Task directions
Return the whole listing, keeping every character the same.

[Collected data entries]

^^^^^^^^

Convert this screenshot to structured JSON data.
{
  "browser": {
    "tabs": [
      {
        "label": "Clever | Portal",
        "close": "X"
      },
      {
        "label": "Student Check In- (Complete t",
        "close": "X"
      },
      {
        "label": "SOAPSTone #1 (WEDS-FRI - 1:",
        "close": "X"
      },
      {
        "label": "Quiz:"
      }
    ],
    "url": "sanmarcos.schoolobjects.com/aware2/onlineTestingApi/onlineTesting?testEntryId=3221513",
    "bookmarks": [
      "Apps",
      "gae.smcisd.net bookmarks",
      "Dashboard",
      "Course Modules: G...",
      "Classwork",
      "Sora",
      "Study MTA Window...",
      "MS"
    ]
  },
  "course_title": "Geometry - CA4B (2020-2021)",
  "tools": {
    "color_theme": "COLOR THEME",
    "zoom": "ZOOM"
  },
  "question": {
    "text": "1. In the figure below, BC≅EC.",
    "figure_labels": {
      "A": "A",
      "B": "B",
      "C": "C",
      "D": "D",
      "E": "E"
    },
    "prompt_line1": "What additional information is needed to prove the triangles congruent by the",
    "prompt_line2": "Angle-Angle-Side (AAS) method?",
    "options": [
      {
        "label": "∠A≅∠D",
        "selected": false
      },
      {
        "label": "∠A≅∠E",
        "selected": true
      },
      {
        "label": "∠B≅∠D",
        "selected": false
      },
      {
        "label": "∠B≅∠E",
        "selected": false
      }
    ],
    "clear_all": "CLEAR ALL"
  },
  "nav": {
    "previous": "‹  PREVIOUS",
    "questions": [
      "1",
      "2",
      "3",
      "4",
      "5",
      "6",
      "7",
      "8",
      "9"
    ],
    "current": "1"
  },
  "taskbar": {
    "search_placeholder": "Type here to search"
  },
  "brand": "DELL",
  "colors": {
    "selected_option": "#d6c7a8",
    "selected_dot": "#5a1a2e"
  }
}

^^^^^^^^

Output for this task
Convert this screenshot to structured JSON data.
{
  "browser": {
    "tabs": [
      {
        "label": "Clever | Portal",
        "close": "X"
      },
      {
        "label": "Student Check In- (Complete t",
        "close": "X"
      },
      {
        "label": "SOAPSTone #1 (WEDS-FRI - 1:",
        "close": "X"
      },
      {
        "label": "Quiz:"
      }
    ],
    "url": "sanmarcos.schoolobjects.com/aware2/onlineTestingApi/onlineTesting?testEntryId=3221513",
    "bookmarks": [
      "Apps",
      "gae.smcisd.net bookmarks",
      "Dashboard",
      "Course Modules: G...",
      "Classwork",
      "Sora",
      "Study MTA Window...",
      "MS"
    ]
  },
  "course_title": "Geometry - CA4B (2020-2021)",
  "tools": {
    "color_theme": "COLOR THEME",
    "zoom": "ZOOM"
  },
  "question": {
    "text": "1. In the figure below, BC≅EC.",
    "figure_labels": {
      "A": "A",
      "B": "B",
      "C": "C",
      "D": "D",
      "E": "E"
    },
    "prompt_line1": "What additional information is needed to prove the triangles congruent by the",
    "prompt_line2": "Angle-Angle-Side (AAS) method?",
    "options": [
      {
        "label": "∠A≅∠D",
        "selected": false
      },
      {
        "label": "∠A≅∠E",
        "selected": true
      },
      {
        "label": "∠B≅∠D",
        "selected": false
      },
      {
        "label": "∠B≅∠E",
        "selected": false
      }
    ],
    "clear_all": "CLEAR ALL"
  },
  "nav": {
    "previous": "‹  PREVIOUS",
    "questions": [
      "1",
      "2",
      "3",
      "4",
      "5",
      "6",
      "7",
      "8",
      "9"
    ],
    "current": "1"
  },
  "taskbar": {
    "search_placeholder": "Type here to search"
  },
  "brand": "DELL",
  "colors": {
    "selected_option": "#d6c7a8",
    "selected_dot": "#5a1a2e"
  }
}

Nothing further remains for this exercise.